• _TASK GOAL_
Which lines in the records below contain the word "type"? Copy each one out.

• _DATA LISTING_

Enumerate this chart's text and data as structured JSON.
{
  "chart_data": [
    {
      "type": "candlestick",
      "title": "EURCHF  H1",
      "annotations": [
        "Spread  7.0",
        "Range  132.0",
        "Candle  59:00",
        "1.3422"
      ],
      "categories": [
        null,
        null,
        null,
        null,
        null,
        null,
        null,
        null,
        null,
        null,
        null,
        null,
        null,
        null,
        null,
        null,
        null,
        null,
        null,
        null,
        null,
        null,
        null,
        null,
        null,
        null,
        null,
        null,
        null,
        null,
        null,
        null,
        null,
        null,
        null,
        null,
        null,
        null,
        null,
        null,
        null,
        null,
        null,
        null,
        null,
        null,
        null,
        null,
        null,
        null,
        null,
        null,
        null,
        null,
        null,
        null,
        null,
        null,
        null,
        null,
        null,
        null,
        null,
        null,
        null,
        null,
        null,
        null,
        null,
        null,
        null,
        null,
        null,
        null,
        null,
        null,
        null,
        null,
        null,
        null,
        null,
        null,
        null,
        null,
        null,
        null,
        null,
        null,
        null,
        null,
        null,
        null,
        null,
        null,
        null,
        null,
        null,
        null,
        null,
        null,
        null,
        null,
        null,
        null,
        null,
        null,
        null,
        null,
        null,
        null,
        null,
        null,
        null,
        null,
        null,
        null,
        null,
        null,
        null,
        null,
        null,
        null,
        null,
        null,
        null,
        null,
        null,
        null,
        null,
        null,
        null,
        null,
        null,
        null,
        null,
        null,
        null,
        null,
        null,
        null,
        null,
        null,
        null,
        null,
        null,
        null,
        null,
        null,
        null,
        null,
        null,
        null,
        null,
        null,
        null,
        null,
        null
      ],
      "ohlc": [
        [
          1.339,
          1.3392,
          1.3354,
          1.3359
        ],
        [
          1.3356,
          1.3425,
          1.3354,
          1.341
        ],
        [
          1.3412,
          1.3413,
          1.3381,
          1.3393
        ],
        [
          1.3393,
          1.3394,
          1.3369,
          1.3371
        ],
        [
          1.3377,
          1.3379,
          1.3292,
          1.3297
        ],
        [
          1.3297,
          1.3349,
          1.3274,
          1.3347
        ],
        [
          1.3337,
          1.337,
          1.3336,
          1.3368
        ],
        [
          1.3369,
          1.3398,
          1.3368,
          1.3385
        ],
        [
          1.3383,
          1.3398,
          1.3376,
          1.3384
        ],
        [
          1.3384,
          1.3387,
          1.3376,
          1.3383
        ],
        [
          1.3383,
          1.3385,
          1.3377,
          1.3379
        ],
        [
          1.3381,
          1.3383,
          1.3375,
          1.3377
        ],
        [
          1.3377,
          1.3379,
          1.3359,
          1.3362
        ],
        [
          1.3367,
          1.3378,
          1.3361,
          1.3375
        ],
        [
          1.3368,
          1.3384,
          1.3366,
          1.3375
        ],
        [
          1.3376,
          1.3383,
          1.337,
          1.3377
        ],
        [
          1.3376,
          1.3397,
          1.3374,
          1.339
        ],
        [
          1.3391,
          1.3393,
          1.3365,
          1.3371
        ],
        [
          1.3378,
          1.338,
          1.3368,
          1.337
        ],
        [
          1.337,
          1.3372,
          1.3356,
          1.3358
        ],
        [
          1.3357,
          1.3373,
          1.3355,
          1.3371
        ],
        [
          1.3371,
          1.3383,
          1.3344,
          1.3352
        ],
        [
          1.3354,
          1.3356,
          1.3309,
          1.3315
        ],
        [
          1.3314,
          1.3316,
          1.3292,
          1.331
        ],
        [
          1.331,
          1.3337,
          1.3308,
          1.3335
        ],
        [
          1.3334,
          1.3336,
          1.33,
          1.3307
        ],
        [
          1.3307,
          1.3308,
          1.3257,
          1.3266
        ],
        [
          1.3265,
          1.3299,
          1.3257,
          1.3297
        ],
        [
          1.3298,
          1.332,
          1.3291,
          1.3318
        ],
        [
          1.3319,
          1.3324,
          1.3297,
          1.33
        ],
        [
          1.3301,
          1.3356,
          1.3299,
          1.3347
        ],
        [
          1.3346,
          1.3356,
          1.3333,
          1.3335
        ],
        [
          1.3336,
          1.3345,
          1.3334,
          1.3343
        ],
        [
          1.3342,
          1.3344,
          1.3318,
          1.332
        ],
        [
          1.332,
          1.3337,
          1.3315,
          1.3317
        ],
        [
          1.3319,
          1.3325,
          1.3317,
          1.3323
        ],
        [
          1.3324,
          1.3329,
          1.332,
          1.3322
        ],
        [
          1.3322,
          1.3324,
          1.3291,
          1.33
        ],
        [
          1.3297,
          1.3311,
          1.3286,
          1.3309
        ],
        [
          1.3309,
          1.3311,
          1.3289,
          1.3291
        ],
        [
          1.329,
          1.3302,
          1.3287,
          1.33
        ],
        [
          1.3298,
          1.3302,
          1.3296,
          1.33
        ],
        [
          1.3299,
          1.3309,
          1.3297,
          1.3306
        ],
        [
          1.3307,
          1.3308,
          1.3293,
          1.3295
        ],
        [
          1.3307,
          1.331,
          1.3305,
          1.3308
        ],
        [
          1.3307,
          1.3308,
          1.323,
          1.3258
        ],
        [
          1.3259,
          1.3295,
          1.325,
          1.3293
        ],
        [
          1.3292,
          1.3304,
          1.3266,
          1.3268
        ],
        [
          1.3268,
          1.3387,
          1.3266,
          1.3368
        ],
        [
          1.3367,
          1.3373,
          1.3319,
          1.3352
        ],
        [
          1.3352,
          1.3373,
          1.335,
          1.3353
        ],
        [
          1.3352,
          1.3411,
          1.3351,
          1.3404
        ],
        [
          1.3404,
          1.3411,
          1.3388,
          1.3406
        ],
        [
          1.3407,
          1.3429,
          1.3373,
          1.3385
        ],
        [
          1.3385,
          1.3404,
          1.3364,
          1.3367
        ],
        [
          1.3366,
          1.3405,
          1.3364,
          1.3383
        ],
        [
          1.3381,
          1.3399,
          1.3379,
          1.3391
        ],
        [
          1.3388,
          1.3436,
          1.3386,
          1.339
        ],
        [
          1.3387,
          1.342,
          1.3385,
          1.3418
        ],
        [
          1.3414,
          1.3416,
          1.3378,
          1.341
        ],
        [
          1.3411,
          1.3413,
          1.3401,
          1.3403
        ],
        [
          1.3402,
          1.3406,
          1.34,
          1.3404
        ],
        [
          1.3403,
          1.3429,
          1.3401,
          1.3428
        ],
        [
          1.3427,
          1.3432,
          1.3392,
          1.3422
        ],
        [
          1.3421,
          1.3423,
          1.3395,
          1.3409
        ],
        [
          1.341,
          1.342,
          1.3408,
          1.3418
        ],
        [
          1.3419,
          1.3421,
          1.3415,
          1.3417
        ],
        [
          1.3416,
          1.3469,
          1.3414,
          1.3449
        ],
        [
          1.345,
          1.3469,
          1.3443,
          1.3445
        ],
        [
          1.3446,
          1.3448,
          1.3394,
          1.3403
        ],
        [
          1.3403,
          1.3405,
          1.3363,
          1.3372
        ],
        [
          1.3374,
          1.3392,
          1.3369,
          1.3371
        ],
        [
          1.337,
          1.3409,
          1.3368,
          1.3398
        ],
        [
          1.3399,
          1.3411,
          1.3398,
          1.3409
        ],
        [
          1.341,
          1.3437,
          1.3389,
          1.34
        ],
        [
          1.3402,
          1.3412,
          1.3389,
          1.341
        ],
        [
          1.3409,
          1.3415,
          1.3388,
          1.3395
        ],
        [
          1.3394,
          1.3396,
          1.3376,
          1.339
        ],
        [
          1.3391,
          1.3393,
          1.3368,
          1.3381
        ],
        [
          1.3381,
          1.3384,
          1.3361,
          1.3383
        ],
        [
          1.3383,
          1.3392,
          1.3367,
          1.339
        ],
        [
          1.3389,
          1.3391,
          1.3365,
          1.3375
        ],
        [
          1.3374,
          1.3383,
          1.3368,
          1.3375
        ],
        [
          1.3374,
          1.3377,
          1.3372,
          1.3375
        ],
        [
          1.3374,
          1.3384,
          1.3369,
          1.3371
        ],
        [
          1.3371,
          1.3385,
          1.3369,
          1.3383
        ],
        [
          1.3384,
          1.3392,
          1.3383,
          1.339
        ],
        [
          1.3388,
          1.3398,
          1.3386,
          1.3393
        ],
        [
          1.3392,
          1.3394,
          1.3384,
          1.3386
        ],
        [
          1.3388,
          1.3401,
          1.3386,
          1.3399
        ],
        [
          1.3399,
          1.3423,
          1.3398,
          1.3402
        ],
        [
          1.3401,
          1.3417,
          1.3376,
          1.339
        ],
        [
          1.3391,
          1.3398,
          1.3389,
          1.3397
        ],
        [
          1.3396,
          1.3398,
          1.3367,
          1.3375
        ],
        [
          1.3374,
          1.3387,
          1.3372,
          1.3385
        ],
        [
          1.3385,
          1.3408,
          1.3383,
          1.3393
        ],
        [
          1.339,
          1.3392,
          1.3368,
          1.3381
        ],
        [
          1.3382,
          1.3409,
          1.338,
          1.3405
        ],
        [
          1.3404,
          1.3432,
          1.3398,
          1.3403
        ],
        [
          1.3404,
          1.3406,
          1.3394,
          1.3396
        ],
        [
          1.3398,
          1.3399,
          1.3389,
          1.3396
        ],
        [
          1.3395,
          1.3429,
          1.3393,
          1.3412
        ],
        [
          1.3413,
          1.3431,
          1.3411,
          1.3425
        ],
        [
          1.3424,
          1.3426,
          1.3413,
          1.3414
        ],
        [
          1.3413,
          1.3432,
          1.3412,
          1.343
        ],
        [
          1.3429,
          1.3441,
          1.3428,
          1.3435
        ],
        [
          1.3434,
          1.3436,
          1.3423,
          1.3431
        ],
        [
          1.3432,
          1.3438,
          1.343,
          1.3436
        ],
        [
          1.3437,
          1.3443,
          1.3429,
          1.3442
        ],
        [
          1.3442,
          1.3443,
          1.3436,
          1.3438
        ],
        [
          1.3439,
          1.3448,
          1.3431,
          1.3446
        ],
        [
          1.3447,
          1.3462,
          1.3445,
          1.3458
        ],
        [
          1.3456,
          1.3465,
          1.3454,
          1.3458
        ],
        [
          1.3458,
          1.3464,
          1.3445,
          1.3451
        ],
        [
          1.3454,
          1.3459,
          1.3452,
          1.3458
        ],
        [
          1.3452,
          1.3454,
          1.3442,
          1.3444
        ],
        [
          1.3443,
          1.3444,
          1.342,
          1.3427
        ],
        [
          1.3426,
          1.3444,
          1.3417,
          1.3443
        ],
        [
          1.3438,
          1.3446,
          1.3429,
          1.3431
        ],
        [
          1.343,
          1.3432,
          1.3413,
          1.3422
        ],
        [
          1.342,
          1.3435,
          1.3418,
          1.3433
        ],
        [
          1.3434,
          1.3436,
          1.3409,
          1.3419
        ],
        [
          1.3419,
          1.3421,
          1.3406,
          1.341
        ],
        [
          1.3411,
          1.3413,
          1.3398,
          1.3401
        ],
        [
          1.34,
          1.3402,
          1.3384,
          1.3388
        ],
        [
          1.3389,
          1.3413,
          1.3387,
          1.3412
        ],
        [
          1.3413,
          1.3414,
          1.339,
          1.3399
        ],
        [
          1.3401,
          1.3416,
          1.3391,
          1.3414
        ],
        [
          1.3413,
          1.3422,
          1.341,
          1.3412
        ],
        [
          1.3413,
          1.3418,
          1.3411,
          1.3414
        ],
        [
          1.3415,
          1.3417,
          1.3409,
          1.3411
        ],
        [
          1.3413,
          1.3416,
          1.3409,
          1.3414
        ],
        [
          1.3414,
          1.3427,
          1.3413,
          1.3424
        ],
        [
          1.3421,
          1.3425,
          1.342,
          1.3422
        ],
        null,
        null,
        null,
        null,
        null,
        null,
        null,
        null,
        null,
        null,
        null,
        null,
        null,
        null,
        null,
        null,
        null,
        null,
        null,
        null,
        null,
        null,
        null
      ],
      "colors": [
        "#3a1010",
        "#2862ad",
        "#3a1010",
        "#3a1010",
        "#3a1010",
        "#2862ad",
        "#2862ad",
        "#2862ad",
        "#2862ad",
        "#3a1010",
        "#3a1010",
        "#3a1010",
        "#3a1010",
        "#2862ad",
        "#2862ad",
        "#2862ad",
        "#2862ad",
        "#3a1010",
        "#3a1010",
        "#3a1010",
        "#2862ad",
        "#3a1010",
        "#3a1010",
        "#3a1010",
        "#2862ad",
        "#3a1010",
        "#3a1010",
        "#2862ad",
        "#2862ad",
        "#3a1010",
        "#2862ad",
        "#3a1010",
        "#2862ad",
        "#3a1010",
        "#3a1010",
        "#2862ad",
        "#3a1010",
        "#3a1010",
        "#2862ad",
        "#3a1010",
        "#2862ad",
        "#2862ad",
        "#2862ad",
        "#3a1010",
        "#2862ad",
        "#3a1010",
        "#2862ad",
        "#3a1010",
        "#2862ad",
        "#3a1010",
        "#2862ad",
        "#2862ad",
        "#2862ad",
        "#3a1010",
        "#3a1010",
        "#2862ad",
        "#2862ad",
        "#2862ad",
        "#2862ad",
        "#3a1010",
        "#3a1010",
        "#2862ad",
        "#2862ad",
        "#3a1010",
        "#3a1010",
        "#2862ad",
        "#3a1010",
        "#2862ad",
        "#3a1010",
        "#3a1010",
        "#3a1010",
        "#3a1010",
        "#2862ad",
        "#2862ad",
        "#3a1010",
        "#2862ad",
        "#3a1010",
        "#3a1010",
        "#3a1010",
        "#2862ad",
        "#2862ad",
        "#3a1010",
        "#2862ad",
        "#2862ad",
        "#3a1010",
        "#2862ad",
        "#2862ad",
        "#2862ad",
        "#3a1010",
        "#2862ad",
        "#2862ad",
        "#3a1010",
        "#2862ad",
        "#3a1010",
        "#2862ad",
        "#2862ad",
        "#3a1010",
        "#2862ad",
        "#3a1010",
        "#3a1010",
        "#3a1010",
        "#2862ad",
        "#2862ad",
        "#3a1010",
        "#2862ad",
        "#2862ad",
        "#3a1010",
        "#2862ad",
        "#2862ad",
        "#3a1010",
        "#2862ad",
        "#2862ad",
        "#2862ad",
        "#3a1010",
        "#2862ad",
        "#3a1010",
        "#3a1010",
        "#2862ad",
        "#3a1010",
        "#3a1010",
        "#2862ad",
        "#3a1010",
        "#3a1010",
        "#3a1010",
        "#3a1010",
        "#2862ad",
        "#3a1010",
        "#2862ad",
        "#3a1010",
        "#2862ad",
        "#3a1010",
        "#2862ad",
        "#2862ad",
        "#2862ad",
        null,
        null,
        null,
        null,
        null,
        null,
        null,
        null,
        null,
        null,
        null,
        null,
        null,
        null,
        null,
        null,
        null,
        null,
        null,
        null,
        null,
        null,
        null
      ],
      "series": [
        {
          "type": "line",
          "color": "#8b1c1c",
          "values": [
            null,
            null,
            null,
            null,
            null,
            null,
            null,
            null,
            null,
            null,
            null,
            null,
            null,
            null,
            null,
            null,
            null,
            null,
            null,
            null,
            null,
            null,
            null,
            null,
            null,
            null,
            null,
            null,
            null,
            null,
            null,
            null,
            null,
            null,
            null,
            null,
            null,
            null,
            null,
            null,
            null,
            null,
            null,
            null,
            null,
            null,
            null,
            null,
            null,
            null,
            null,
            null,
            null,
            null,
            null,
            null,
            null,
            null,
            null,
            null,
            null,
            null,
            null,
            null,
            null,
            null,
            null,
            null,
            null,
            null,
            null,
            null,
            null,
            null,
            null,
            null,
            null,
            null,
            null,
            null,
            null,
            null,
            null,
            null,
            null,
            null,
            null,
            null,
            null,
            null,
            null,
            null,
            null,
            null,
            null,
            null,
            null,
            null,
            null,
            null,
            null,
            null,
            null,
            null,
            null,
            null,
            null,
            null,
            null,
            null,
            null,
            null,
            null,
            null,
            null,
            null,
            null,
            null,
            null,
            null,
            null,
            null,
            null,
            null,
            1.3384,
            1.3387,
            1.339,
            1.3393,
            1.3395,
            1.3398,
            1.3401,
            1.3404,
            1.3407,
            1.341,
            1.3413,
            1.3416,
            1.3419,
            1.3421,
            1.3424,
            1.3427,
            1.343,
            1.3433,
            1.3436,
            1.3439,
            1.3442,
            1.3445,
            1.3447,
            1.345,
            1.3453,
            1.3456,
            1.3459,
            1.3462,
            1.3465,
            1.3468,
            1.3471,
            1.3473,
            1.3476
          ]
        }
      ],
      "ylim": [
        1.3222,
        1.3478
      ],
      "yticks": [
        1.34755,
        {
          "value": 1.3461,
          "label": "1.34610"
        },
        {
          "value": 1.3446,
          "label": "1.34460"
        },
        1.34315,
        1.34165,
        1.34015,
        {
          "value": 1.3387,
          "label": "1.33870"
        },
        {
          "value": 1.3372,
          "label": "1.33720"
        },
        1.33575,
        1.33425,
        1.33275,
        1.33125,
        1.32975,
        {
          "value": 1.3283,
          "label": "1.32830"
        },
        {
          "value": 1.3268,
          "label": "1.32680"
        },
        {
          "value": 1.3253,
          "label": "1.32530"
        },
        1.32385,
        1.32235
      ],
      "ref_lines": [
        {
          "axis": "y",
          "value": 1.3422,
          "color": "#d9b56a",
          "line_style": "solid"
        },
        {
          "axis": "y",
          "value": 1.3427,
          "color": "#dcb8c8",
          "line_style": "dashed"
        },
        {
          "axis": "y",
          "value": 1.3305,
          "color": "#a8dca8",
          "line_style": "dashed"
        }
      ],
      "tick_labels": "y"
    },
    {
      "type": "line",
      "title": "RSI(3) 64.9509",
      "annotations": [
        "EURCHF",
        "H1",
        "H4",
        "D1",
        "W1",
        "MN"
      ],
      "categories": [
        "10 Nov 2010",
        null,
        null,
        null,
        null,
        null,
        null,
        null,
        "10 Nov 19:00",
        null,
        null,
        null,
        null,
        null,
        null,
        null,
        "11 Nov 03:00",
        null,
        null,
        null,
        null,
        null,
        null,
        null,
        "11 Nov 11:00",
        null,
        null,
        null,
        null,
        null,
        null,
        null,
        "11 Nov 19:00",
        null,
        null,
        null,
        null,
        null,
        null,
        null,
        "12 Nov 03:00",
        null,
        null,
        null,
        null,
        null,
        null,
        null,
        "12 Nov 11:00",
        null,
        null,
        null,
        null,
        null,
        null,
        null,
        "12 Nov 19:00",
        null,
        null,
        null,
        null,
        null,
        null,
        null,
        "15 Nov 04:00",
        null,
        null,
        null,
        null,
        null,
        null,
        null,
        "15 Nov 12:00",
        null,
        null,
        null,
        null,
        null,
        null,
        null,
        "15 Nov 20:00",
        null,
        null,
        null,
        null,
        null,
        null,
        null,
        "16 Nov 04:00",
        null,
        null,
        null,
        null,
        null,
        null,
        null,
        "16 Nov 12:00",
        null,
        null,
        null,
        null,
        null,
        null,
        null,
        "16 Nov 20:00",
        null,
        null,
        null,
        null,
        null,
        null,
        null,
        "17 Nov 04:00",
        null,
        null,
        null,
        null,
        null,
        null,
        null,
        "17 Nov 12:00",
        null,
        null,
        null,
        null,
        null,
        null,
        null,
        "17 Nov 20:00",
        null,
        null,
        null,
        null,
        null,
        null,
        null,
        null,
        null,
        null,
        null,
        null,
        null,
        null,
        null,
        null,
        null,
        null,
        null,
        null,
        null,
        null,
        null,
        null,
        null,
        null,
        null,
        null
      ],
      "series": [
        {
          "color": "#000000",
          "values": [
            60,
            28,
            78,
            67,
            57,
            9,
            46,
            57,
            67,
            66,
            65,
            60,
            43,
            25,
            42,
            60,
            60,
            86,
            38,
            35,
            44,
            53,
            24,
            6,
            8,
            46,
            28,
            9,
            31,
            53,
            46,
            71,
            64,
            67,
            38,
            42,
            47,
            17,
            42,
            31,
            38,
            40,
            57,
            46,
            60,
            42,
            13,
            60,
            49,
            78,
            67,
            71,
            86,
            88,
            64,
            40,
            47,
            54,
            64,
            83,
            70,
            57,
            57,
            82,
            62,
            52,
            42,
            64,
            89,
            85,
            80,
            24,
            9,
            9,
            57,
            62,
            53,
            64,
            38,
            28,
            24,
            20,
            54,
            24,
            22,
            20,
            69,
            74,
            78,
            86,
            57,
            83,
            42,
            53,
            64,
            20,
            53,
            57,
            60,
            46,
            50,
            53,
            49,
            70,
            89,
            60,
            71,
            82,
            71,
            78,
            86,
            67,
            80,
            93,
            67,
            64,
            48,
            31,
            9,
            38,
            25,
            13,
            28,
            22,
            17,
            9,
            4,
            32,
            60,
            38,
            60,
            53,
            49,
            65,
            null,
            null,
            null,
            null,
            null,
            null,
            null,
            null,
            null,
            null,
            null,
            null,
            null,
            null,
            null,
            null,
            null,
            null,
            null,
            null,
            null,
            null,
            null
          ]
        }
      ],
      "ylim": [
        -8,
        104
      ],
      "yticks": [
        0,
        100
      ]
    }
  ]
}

• _CORRECT ANSWER_
      "type": "candlestick",
          "type": "line",
      "type": "line",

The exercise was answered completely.